--- Start Given entries ---

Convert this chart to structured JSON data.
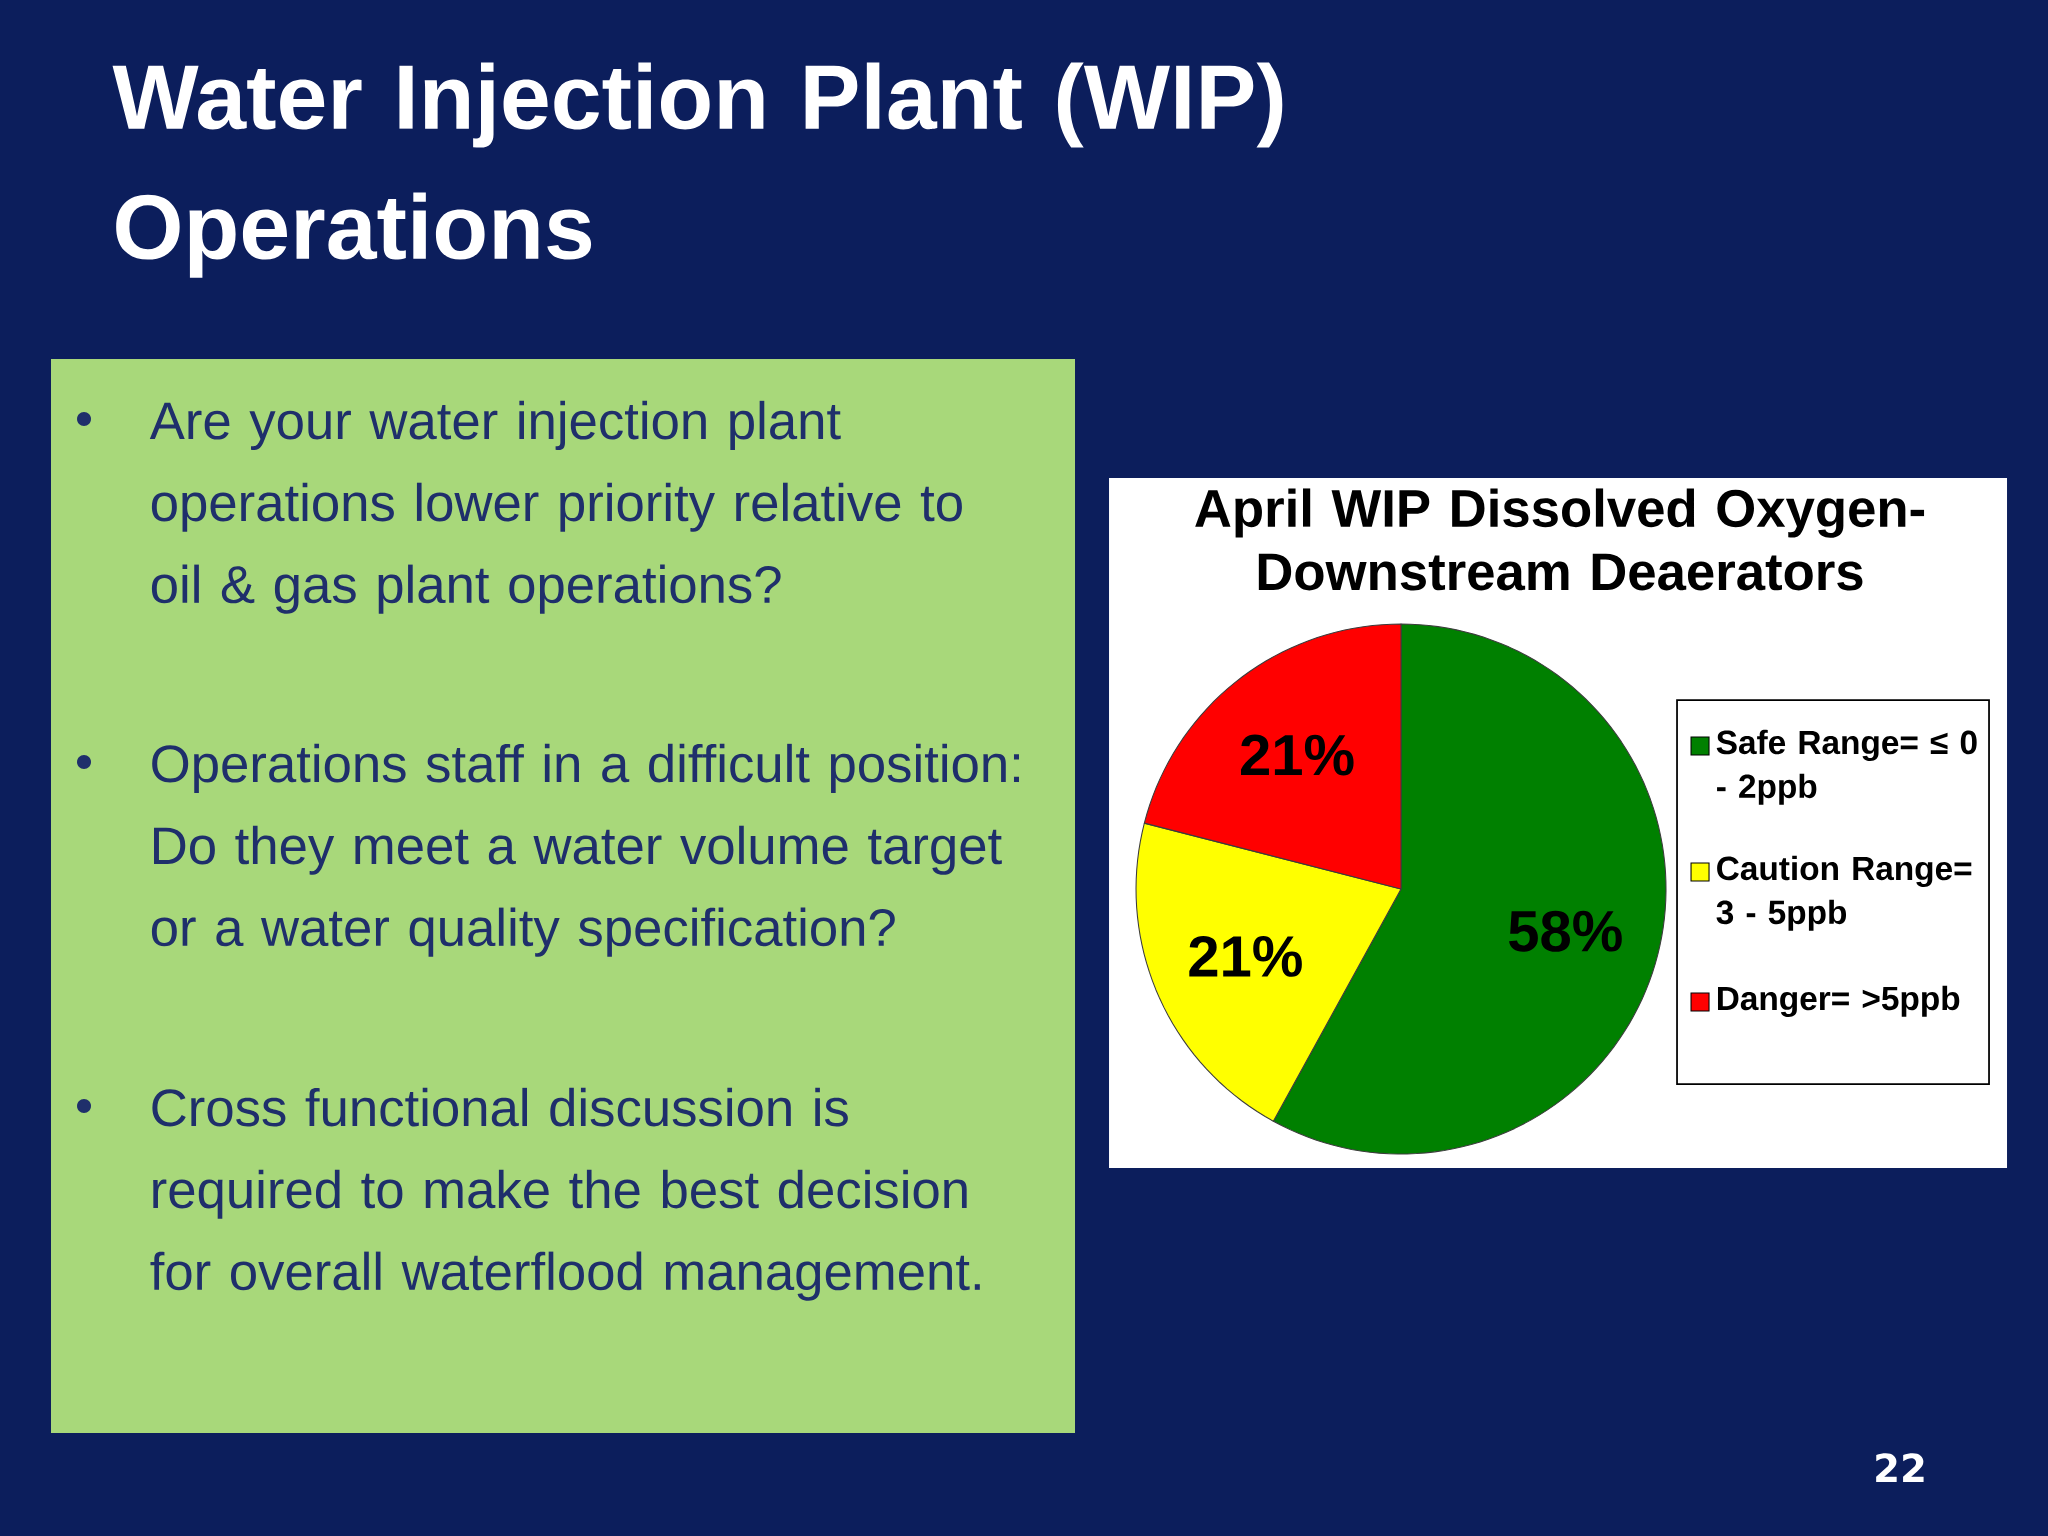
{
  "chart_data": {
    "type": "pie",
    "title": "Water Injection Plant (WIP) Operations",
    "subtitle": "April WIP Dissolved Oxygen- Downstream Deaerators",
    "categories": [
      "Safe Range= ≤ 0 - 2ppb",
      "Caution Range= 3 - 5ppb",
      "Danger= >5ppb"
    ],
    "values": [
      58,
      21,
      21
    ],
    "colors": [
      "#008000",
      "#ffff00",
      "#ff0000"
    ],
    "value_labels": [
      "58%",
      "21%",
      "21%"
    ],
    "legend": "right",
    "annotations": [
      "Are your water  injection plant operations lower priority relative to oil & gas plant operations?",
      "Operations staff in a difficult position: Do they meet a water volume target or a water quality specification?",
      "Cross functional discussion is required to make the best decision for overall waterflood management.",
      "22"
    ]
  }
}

--- End Given entries ---

Extract all the entries word for word; omit any pictures.

Convert this chart to structured JSON data.
{
  "chart_data": {
    "type": "pie",
    "title": "Water Injection Plant (WIP) Operations",
    "subtitle": "April WIP Dissolved Oxygen- Downstream Deaerators",
    "categories": [
      "Safe Range= ≤ 0 - 2ppb",
      "Caution Range= 3 - 5ppb",
      "Danger= >5ppb"
    ],
    "values": [
      58,
      21,
      21
    ],
    "colors": [
      "#008000",
      "#ffff00",
      "#ff0000"
    ],
    "value_labels": [
      "58%",
      "21%",
      "21%"
    ],
    "legend": "right",
    "annotations": [
      "Are your water  injection plant operations lower priority relative to oil & gas plant operations?",
      "Operations staff in a difficult position: Do they meet a water volume target or a water quality specification?",
      "Cross functional discussion is required to make the best decision for overall waterflood management.",
      "22"
    ]
  }
}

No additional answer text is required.